### Selected extract
==================================================

Computes the forecast error variance decomposition (FEVD) for instrumental variable identified structural shocks. The function scales shocks to unit variance and calculates the contribution of a specific shock to the forecast error variance of each variable over time.
Arguments
- s
N x 1 vector of structural impact coefficients
- S
N x N lower triangular Cholesky factor of the residual covariance matrix
- wold
N x N x (hor+1) cube of Wold impulse response functions
- N
Integer number of variables in the VAR system
- hor
Integer maximum forecast horizon
- sigma
N x N residual covariance matrix
- u
(T-p) x N matrix of VAR residuals
- T1
Integer effective sample size (T-p)

==================================================

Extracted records
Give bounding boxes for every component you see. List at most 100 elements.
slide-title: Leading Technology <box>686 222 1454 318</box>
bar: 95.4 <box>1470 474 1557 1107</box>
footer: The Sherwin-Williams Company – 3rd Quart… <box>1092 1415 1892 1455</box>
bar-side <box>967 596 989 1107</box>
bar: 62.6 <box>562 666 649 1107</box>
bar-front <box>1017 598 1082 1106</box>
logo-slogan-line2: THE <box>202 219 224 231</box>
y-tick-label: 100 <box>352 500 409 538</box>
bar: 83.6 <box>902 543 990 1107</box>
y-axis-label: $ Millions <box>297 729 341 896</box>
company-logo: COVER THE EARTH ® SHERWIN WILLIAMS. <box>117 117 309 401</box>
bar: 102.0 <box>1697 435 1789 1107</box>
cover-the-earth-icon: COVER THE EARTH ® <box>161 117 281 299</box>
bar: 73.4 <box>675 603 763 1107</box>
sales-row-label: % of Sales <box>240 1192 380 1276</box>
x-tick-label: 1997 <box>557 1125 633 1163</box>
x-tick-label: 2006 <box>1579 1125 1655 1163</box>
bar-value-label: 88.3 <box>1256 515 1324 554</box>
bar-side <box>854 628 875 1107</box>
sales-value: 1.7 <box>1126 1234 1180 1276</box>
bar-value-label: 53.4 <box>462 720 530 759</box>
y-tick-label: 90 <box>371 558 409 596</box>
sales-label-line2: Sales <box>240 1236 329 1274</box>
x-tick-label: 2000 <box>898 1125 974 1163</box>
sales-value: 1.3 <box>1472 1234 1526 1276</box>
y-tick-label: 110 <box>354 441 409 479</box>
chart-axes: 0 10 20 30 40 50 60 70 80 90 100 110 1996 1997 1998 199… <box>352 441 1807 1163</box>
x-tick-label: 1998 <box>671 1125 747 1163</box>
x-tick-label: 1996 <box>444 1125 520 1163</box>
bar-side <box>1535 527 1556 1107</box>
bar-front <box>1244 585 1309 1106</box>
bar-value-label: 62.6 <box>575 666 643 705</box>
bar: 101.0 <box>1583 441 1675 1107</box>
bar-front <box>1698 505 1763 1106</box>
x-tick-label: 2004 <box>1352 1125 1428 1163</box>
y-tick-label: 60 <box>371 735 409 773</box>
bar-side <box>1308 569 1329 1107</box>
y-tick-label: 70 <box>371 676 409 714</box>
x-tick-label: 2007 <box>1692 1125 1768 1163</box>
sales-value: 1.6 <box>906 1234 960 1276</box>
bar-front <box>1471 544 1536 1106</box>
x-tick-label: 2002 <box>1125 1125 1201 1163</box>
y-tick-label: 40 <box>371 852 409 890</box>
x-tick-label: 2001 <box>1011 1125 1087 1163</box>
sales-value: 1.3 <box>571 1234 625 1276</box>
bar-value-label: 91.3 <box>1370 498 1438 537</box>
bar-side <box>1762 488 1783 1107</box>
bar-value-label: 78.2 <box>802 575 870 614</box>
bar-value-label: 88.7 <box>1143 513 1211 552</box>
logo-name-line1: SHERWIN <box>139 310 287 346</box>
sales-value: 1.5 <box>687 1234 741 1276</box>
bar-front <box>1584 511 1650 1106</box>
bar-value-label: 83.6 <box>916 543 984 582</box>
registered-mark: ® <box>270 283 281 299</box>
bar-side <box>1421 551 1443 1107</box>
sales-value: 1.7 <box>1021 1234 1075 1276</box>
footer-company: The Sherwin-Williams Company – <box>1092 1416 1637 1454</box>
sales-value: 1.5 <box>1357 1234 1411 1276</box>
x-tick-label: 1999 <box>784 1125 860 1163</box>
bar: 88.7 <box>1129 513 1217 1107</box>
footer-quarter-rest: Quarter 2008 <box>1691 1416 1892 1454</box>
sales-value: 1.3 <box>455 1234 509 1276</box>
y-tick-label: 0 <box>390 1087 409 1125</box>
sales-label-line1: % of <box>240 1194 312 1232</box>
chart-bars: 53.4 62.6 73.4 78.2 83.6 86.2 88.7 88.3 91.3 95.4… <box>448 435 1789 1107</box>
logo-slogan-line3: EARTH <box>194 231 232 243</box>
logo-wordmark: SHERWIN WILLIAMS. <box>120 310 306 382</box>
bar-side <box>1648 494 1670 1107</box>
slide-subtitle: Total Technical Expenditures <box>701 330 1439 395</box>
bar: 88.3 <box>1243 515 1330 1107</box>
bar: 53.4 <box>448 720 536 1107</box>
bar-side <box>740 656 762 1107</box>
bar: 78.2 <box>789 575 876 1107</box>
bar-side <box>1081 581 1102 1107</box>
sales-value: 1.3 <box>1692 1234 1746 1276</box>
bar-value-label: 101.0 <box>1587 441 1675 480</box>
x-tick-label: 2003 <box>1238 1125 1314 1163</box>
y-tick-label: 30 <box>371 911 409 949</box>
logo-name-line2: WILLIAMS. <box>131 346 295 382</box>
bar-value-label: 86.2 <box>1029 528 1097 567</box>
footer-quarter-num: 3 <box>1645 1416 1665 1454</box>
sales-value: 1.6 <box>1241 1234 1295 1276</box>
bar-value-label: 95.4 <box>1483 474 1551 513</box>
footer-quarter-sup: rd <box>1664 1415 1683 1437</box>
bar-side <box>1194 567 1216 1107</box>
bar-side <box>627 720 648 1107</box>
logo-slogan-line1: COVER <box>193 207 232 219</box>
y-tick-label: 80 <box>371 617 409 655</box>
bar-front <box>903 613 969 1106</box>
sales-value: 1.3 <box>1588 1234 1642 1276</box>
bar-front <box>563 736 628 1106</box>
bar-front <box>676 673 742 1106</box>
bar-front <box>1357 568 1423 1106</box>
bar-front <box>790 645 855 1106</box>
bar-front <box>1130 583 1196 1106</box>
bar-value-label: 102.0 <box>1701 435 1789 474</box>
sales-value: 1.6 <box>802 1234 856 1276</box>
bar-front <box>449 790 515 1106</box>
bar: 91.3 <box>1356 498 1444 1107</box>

==================================================

### Stated goal A
Copy the passage of the function documentation that starts with "Computes the forecast" and goes on through "variable over time.", word for word.
### Stated goal B
Repeat the listing exactly, beginning at its first line and continuing through the line with "sales-value: 1.3 <box>571 1234 625 1276</box>", including that line.

### Exercise output A
Computes the forecast error variance decomposition (FEVD) for instrumental variable identified structural shocks. The function scales shocks to unit variance and calculates the contribution of a specific shock to the forecast error variance of each variable over time.

### Exercise output B
Give bounding boxes for every component you see. List at most 100 elements.
slide-title: Leading Technology <box>686 222 1454 318</box>
bar: 95.4 <box>1470 474 1557 1107</box>
footer: The Sherwin-Williams Company – 3rd Quart… <box>1092 1415 1892 1455</box>
bar-side <box>967 596 989 1107</box>
bar: 62.6 <box>562 666 649 1107</box>
bar-front <box>1017 598 1082 1106</box>
logo-slogan-line2: THE <box>202 219 224 231</box>
y-tick-label: 100 <box>352 500 409 538</box>
bar: 83.6 <box>902 543 990 1107</box>
y-axis-label: $ Millions <box>297 729 341 896</box>
company-logo: COVER THE EARTH ® SHERWIN WILLIAMS. <box>117 117 309 401</box>
bar: 102.0 <box>1697 435 1789 1107</box>
cover-the-earth-icon: COVER THE EARTH ® <box>161 117 281 299</box>
bar: 73.4 <box>675 603 763 1107</box>
sales-row-label: % of Sales <box>240 1192 380 1276</box>
x-tick-label: 1997 <box>557 1125 633 1163</box>
x-tick-label: 2006 <box>1579 1125 1655 1163</box>
bar-value-label: 88.3 <box>1256 515 1324 554</box>
bar-side <box>854 628 875 1107</box>
sales-value: 1.7 <box>1126 1234 1180 1276</box>
bar-value-label: 53.4 <box>462 720 530 759</box>
y-tick-label: 90 <box>371 558 409 596</box>
sales-label-line2: Sales <box>240 1236 329 1274</box>
x-tick-label: 2000 <box>898 1125 974 1163</box>
sales-value: 1.3 <box>1472 1234 1526 1276</box>
y-tick-label: 110 <box>354 441 409 479</box>
chart-axes: 0 10 20 30 40 50 60 70 80 90 100 110 1996 1997 1998 199… <box>352 441 1807 1163</box>
x-tick-label: 1998 <box>671 1125 747 1163</box>
x-tick-label: 1996 <box>444 1125 520 1163</box>
bar-side <box>1535 527 1556 1107</box>
bar-front <box>1244 585 1309 1106</box>
bar-value-label: 62.6 <box>575 666 643 705</box>
bar: 101.0 <box>1583 441 1675 1107</box>
bar-front <box>1698 505 1763 1106</box>
x-tick-label: 2004 <box>1352 1125 1428 1163</box>
y-tick-label: 60 <box>371 735 409 773</box>
bar-side <box>1308 569 1329 1107</box>
y-tick-label: 70 <box>371 676 409 714</box>
x-tick-label: 2007 <box>1692 1125 1768 1163</box>
sales-value: 1.6 <box>906 1234 960 1276</box>
bar-front <box>1471 544 1536 1106</box>
x-tick-label: 2002 <box>1125 1125 1201 1163</box>
y-tick-label: 40 <box>371 852 409 890</box>
x-tick-label: 2001 <box>1011 1125 1087 1163</box>
sales-value: 1.3 <box>571 1234 625 1276</box>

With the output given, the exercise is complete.